> **What to do**
Here are some records; quote them exactly, leaving out the pictures.

Saved entries
--- BEGIN ---

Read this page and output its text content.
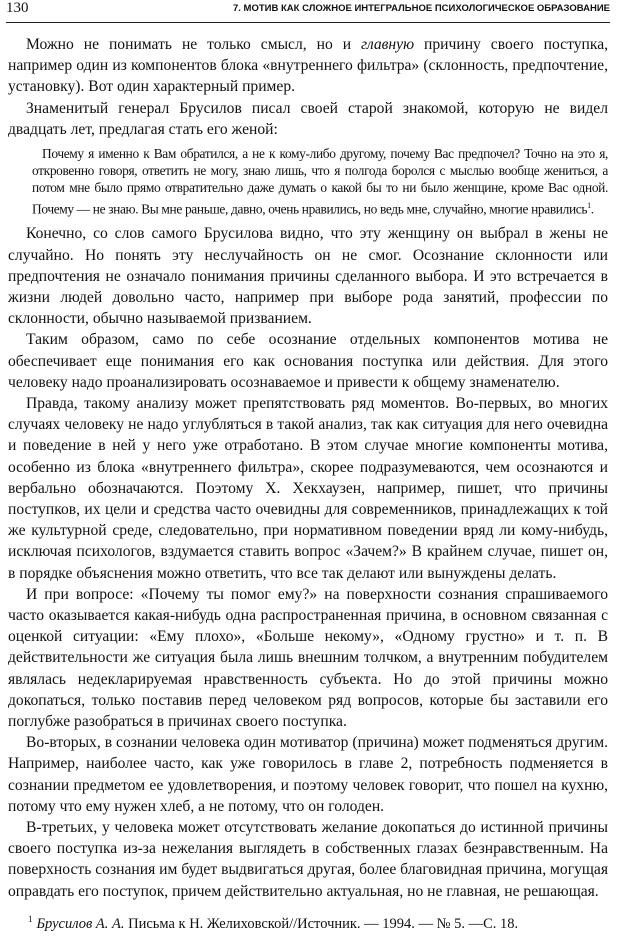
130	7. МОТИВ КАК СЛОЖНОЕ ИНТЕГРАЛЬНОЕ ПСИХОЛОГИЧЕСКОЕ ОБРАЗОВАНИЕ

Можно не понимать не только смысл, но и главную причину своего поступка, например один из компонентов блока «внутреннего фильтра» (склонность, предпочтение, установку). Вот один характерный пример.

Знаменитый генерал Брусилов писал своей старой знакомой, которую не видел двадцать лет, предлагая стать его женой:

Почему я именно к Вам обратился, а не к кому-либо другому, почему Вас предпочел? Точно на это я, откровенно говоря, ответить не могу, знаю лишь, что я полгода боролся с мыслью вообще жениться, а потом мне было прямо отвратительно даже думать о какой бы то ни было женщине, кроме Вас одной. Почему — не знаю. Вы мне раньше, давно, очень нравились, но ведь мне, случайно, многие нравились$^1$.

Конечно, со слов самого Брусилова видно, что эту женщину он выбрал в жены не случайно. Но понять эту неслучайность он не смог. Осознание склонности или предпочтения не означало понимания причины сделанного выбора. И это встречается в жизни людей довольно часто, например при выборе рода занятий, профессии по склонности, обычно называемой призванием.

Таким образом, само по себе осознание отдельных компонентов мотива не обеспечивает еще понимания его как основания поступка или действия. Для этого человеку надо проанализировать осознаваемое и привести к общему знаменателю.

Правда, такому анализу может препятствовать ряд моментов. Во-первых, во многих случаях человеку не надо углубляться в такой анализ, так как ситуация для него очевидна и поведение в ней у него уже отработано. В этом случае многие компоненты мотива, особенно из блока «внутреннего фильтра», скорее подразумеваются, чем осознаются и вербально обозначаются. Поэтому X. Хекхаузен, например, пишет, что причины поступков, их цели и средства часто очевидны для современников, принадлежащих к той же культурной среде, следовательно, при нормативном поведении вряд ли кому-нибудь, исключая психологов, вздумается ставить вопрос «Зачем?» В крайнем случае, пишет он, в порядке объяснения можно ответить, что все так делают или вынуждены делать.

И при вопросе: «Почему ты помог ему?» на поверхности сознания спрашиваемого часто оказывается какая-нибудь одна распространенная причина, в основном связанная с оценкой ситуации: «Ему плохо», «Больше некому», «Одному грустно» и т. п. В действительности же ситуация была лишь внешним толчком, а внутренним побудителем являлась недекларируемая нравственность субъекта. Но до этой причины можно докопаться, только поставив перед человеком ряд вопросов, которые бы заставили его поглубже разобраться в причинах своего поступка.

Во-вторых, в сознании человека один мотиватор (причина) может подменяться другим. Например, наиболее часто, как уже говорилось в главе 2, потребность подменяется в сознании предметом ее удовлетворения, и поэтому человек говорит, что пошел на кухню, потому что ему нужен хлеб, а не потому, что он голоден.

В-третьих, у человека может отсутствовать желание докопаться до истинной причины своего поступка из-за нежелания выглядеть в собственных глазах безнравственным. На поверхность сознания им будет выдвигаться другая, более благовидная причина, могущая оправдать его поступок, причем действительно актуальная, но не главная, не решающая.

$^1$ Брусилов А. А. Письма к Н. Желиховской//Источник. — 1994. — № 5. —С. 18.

--- END ---

> **Task solution**
Read this page and output its text content.
130	7. МОТИВ КАК СЛОЖНОЕ ИНТЕГРАЛЬНОЕ ПСИХОЛОГИЧЕСКОЕ ОБРАЗОВАНИЕ

Можно не понимать не только смысл, но и главную причину своего поступка, например один из компонентов блока «внутреннего фильтра» (склонность, предпочтение, установку). Вот один характерный пример.

Знаменитый генерал Брусилов писал своей старой знакомой, которую не видел двадцать лет, предлагая стать его женой:

Почему я именно к Вам обратился, а не к кому-либо другому, почему Вас предпочел? Точно на это я, откровенно говоря, ответить не могу, знаю лишь, что я полгода боролся с мыслью вообще жениться, а потом мне было прямо отвратительно даже думать о какой бы то ни было женщине, кроме Вас одной. Почему — не знаю. Вы мне раньше, давно, очень нравились, но ведь мне, случайно, многие нравились$^1$.

Конечно, со слов самого Брусилова видно, что эту женщину он выбрал в жены не случайно. Но понять эту неслучайность он не смог. Осознание склонности или предпочтения не означало понимания причины сделанного выбора. И это встречается в жизни людей довольно часто, например при выборе рода занятий, профессии по склонности, обычно называемой призванием.

Таким образом, само по себе осознание отдельных компонентов мотива не обеспечивает еще понимания его как основания поступка или действия. Для этого человеку надо проанализировать осознаваемое и привести к общему знаменателю.

Правда, такому анализу может препятствовать ряд моментов. Во-первых, во многих случаях человеку не надо углубляться в такой анализ, так как ситуация для него очевидна и поведение в ней у него уже отработано. В этом случае многие компоненты мотива, особенно из блока «внутреннего фильтра», скорее подразумеваются, чем осознаются и вербально обозначаются. Поэтому X. Хекхаузен, например, пишет, что причины поступков, их цели и средства часто очевидны для современников, принадлежащих к той же культурной среде, следовательно, при нормативном поведении вряд ли кому-нибудь, исключая психологов, вздумается ставить вопрос «Зачем?» В крайнем случае, пишет он, в порядке объяснения можно ответить, что все так делают или вынуждены делать.

И при вопросе: «Почему ты помог ему?» на поверхности сознания спрашиваемого часто оказывается какая-нибудь одна распространенная причина, в основном связанная с оценкой ситуации: «Ему плохо», «Больше некому», «Одному грустно» и т. п. В действительности же ситуация была лишь внешним толчком, а внутренним побудителем являлась недекларируемая нравственность субъекта. Но до этой причины можно докопаться, только поставив перед человеком ряд вопросов, которые бы заставили его поглубже разобраться в причинах своего поступка.

Во-вторых, в сознании человека один мотиватор (причина) может подменяться другим. Например, наиболее часто, как уже говорилось в главе 2, потребность подменяется в сознании предметом ее удовлетворения, и поэтому человек говорит, что пошел на кухню, потому что ему нужен хлеб, а не потому, что он голоден.

В-третьих, у человека может отсутствовать желание докопаться до истинной причины своего поступка из-за нежелания выглядеть в собственных глазах безнравственным. На поверхность сознания им будет выдвигаться другая, более благовидная причина, могущая оправдать его поступок, причем действительно актуальная, но не главная, не решающая.

$^1$ Брусилов А. А. Письма к Н. Желиховской//Источник. — 1994. — № 5. —С. 18.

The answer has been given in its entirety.